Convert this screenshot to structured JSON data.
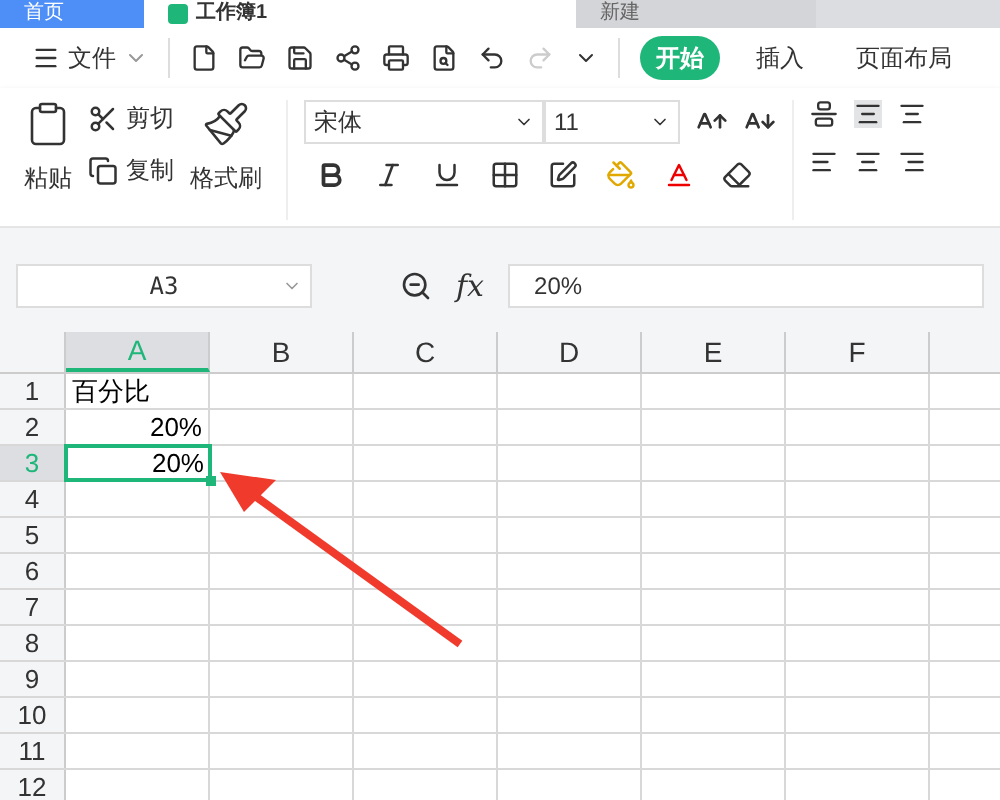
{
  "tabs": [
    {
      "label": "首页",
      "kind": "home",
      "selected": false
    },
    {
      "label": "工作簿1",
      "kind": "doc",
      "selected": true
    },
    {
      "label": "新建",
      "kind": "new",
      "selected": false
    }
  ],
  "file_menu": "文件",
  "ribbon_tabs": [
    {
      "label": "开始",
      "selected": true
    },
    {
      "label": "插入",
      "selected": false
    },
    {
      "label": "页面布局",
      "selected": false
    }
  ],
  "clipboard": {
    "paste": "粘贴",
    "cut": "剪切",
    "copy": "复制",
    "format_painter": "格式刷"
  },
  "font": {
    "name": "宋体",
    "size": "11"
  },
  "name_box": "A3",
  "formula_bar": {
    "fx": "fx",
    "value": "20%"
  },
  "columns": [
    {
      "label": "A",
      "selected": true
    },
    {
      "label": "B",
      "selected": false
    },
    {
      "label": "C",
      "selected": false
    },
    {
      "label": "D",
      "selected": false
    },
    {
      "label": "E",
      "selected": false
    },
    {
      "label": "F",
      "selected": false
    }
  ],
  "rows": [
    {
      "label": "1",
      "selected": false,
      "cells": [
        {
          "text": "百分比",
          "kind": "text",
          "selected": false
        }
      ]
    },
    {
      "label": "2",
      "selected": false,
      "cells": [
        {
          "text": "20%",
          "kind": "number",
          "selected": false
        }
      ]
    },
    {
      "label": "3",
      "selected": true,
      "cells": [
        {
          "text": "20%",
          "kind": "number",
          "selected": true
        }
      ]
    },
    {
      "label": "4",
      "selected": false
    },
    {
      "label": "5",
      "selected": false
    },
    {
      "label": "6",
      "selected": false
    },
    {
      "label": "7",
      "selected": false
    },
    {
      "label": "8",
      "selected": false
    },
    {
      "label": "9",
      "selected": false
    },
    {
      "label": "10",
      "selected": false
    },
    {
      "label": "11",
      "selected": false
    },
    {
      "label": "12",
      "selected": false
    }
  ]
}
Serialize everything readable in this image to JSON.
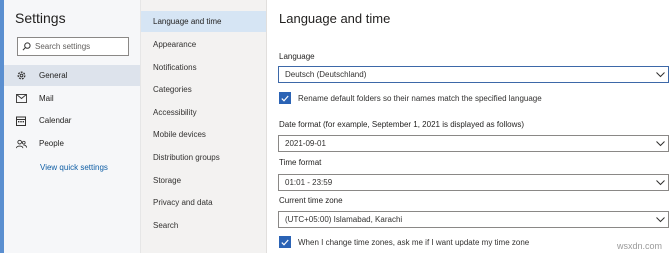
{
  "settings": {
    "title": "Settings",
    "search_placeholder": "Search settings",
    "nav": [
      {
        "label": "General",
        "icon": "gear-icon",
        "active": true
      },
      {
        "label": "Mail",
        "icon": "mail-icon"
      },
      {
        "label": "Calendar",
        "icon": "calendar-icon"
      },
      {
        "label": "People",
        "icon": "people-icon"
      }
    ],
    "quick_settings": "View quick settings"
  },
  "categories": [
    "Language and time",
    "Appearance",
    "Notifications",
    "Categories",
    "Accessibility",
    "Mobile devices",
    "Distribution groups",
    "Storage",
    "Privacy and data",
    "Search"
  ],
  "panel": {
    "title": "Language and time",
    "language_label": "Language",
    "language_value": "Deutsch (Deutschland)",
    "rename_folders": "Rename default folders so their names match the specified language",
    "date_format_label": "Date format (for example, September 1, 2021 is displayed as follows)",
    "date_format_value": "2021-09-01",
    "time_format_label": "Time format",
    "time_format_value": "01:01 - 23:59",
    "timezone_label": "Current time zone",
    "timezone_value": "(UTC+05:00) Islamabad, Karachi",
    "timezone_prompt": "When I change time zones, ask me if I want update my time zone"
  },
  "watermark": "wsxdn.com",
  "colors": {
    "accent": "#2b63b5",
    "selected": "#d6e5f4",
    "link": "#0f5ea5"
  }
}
■ ■ ■ ■ ■
> **AIM OF THE EXERCISE**
Gather each line of the records holding the string "Search".

> **RESULT OF THE TASK**
    "search_placeholder": "Search settings",
    "Search"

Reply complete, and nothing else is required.